(BRIEF) Which of the rows below contain the string "circle"? Copy each such row in full.

Page element annotations:
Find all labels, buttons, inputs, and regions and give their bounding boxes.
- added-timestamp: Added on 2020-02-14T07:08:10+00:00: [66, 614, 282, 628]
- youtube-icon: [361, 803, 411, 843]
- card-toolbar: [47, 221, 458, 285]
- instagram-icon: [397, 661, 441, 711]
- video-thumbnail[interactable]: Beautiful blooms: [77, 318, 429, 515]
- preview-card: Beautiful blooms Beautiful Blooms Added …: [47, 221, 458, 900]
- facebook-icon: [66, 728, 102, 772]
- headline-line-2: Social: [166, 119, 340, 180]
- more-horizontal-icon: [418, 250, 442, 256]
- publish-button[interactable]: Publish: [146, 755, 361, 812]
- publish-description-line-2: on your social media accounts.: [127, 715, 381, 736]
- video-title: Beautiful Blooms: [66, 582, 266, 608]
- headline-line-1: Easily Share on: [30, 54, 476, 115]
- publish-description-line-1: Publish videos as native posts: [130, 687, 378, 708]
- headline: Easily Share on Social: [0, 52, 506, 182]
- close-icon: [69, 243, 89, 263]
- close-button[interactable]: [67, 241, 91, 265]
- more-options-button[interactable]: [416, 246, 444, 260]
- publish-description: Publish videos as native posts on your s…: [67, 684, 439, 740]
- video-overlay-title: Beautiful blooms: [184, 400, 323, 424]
...
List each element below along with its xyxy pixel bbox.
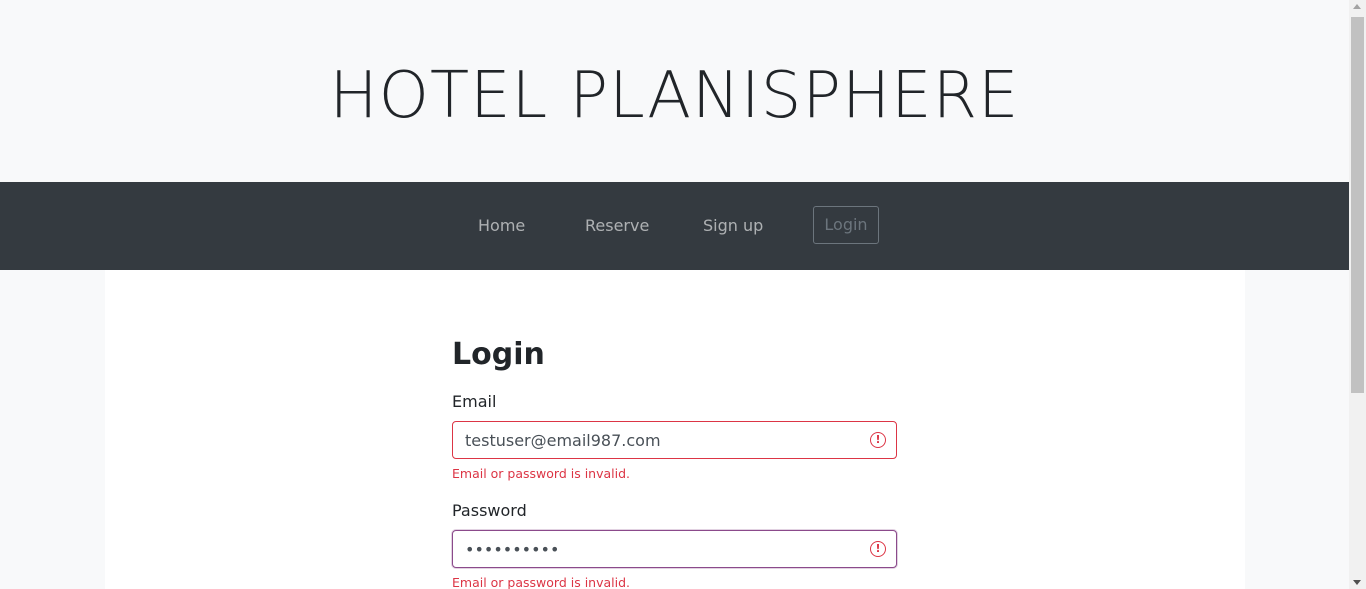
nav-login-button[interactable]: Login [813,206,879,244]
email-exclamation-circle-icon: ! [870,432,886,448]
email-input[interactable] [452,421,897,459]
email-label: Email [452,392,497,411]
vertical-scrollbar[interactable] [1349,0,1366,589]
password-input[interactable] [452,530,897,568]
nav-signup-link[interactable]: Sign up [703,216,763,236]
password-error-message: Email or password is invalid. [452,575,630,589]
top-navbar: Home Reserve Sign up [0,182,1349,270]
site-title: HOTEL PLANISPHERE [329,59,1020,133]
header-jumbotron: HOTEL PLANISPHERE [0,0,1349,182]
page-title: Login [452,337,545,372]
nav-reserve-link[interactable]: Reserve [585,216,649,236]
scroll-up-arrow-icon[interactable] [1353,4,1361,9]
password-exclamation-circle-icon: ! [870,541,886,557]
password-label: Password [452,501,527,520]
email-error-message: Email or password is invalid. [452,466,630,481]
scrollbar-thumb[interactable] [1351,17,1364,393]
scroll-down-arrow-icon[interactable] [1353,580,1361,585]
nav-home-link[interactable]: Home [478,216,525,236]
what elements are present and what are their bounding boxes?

(THE REPLY)
email-exclamation-circle-icon: ! [870,432,886,448]
password-exclamation-circle-icon: ! [870,541,886,557]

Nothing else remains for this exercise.